[Source records]
####################

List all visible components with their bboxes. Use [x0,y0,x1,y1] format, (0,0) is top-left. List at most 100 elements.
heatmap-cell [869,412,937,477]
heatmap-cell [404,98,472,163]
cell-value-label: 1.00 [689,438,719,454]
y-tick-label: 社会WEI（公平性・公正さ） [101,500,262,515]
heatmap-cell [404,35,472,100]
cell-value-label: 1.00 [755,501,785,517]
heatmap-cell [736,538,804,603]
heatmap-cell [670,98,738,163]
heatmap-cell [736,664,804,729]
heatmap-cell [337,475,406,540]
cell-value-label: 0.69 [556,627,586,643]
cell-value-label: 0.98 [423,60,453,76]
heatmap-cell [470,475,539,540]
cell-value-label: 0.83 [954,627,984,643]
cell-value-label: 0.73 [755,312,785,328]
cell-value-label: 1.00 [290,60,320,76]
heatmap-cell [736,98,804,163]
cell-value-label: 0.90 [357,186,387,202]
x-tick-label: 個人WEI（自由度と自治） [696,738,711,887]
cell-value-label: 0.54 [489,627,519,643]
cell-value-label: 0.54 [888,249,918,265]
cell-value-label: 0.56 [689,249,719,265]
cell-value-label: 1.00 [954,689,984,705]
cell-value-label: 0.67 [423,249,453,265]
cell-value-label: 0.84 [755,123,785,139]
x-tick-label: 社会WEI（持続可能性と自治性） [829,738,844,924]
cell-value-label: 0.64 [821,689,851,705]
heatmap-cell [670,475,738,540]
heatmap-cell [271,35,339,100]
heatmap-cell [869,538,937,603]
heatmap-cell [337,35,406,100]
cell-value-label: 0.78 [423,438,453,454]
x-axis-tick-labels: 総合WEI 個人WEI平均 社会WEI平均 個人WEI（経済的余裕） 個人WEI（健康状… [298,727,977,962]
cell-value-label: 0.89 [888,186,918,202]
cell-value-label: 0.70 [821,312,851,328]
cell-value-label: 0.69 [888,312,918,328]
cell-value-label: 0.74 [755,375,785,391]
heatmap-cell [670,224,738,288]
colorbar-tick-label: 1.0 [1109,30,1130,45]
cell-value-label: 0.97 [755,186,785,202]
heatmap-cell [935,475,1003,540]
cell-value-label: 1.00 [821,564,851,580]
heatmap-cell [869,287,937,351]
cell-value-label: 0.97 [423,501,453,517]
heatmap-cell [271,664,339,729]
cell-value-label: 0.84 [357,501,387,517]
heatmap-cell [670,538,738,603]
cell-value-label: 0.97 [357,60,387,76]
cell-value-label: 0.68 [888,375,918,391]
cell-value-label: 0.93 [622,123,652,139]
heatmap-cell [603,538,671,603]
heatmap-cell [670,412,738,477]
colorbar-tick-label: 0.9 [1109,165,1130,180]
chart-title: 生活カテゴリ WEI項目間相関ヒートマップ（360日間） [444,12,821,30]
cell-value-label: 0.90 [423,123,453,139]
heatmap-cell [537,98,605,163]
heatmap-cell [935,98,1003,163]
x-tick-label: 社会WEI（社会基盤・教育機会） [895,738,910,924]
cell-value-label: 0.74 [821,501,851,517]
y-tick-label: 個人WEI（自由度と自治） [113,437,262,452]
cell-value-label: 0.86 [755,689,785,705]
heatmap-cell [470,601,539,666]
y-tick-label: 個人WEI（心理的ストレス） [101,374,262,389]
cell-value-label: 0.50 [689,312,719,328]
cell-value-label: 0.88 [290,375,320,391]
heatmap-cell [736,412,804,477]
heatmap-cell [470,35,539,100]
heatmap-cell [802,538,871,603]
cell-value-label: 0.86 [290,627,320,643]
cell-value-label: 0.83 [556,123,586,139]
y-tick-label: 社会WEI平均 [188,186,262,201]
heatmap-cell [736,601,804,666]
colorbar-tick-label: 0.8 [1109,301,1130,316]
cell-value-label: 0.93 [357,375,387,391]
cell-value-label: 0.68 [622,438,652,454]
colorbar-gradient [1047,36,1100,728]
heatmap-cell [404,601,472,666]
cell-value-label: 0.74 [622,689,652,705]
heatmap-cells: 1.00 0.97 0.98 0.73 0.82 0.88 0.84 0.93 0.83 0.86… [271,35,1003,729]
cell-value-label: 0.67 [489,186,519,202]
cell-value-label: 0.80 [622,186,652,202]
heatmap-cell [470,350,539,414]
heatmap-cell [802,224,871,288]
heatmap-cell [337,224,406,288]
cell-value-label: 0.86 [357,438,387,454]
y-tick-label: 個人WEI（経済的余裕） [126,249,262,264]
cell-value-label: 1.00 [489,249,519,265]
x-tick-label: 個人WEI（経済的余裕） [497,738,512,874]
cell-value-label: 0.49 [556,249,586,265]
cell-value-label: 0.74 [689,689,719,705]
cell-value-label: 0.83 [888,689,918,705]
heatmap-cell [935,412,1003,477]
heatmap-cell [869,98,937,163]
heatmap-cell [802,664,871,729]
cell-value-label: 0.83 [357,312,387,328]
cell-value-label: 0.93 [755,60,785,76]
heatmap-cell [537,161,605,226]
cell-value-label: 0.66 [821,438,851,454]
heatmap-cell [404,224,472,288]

####################

Objective
Rewrite every line above as a JSON list of strings, with one string per line and no blank lines.

Reply
[
  "List all visible components with their bboxes. Use [x0,y0,x1,y1] format, (0,0) is top-left. List at most 100 elements.",
  "heatmap-cell [869,412,937,477]",
  "heatmap-cell [404,98,472,163]",
  "cell-value-label: 1.00 [689,438,719,454]",
  "y-tick-label: 社会WEI（公平性・公正さ） [101,500,262,515]",
  "heatmap-cell [404,35,472,100]",
  "cell-value-label: 1.00 [755,501,785,517]",
  "heatmap-cell [736,538,804,603]",
  "heatmap-cell [670,98,738,163]",
  "heatmap-cell [736,664,804,729]",
  "heatmap-cell [337,475,406,540]",
  "cell-value-label: 0.69 [556,627,586,643]",
  "cell-value-label: 0.98 [423,60,453,76]",
  "heatmap-cell [470,475,539,540]",
  "cell-value-label: 0.83 [954,627,984,643]",
  "cell-value-label: 0.73 [755,312,785,328]",
  "cell-value-label: 1.00 [290,60,320,76]",
  "heatmap-cell [736,98,804,163]",
  "cell-value-label: 0.90 [357,186,387,202]",
  "x-tick-label: 個人WEI（自由度と自治） [696,738,711,887]",
  "cell-value-label: 0.54 [489,627,519,643]",
  "cell-value-label: 0.54 [888,249,918,265]",
  "cell-value-label: 0.56 [689,249,719,265]",
  "cell-value-label: 1.00 [954,689,984,705]",
  "cell-value-label: 0.67 [423,249,453,265]",
  "cell-value-label: 0.84 [755,123,785,139]",
  "x-tick-label: 社会WEI（持続可能性と自治性） [829,738,844,924]",
  "cell-value-label: 0.64 [821,689,851,705]",
  "heatmap-cell [670,475,738,540]",
  "heatmap-cell [271,35,339,100]",
  "heatmap-cell [869,538,937,603]",
  "heatmap-cell [337,35,406,100]",
  "cell-value-label: 0.78 [423,438,453,454]",
  "x-axis-tick-labels: 総合WEI 個人WEI平均 社会WEI平均 個人WEI（経済的余裕） 個人WEI（健康状… [298,727,977,962]",
  "cell-value-label: 0.89 [888,186,918,202]",
  "cell-value-label: 0.70 [821,312,851,328]",
  "cell-value-label: 0.69 [888,312,918,328]",
  "cell-value-label: 0.74 [755,375,785,391]",
  "heatmap-cell [670,224,738,288]",
  "colorbar-tick-label: 1.0 [1109,30,1130,45]",
  "cell-value-label: 0.97 [755,186,785,202]",
  "heatmap-cell [935,475,1003,540]",
  "cell-value-label: 1.00 [821,564,851,580]",
  "heatmap-cell [869,287,937,351]",
  "cell-value-label: 0.97 [423,501,453,517]",
  "heatmap-cell [271,664,339,729]",
  "cell-value-label: 0.84 [357,501,387,517]",
  "heatmap-cell [670,538,738,603]",
  "cell-value-label: 0.97 [357,60,387,76]",
  "cell-value-label: 0.68 [888,375,918,391]",
  "cell-value-label: 0.93 [622,123,652,139]",
  "heatmap-cell [603,538,671,603]",
  "heatmap-cell [670,412,738,477]",
  "colorbar-tick-label: 0.9 [1109,165,1130,180]",
  "chart-title: 生活カテゴリ WEI項目間相関ヒートマップ（360日間） [444,12,821,30]",
  "cell-value-label: 0.90 [423,123,453,139]",
  "heatmap-cell [537,98,605,163]",
  "heatmap-cell [935,98,1003,163]",
  "x-tick-label: 社会WEI（社会基盤・教育機会） [895,738,910,924]",
  "cell-value-label: 0.74 [821,501,851,517]",
  "y-tick-label: 個人WEI（自由度と自治） [113,437,262,452]",
  "cell-value-label: 0.86 [755,689,785,705]",
  "heatmap-cell [470,601,539,666]",
  "y-tick-label: 個人WEI（心理的ストレス） [101,374,262,389]",
  "cell-value-label: 0.50 [689,312,719,328]",
  "cell-value-label: 0.88 [290,375,320,391]",
  "heatmap-cell [736,412,804,477]",
  "heatmap-cell [470,35,539,100]",
  "heatmap-cell [802,538,871,603]",
  "cell-value-label: 0.86 [290,627,320,643]",
  "cell-value-label: 0.83 [556,123,586,139]",
  "y-tick-label: 社会WEI平均 [188,186,262,201]",
  "heatmap-cell [736,601,804,666]",
  "colorbar-tick-label: 0.8 [1109,301,1130,316]",
  "cell-value-label: 0.93 [357,375,387,391]",
  "cell-value-label: 0.68 [622,438,652,454]",
  "colorbar-gradient [1047,36,1100,728]",
  "heatmap-cell [404,601,472,666]",
  "cell-value-label: 0.74 [622,689,652,705]",
  "heatmap-cells: 1.00 0.97 0.98 0.73 0.82 0.88 0.84 0.93 0.83 0.86… [271,35,1003,729]",
  "cell-value-label: 0.67 [489,186,519,202]",
  "cell-value-label: 0.80 [622,186,652,202]",
  "heatmap-cell [470,350,539,414]",
  "heatmap-cell [802,224,871,288]",
  "heatmap-cell [337,224,406,288]",
  "cell-value-label: 0.86 [357,438,387,454]",
  "y-tick-label: 個人WEI（経済的余裕） [126,249,262,264]",
  "cell-value-label: 1.00 [489,249,519,265]",
  "x-tick-label: 個人WEI（経済的余裕） [497,738,512,874]",
  "cell-value-label: 0.49 [556,249,586,265]",
  "cell-value-label: 0.74 [689,689,719,705]",
  "cell-value-label: 0.83 [888,689,918,705]",
  "heatmap-cell [935,412,1003,477]",
  "heatmap-cell [869,98,937,163]",
  "heatmap-cell [802,664,871,729]",
  "cell-value-label: 0.83 [357,312,387,328]",
  "cell-value-label: 0.93 [755,60,785,76]",
  "heatmap-cell [537,161,605,226]",
  "cell-value-label: 0.66 [821,438,851,454]",
  "heatmap-cell [404,224,472,288]"
]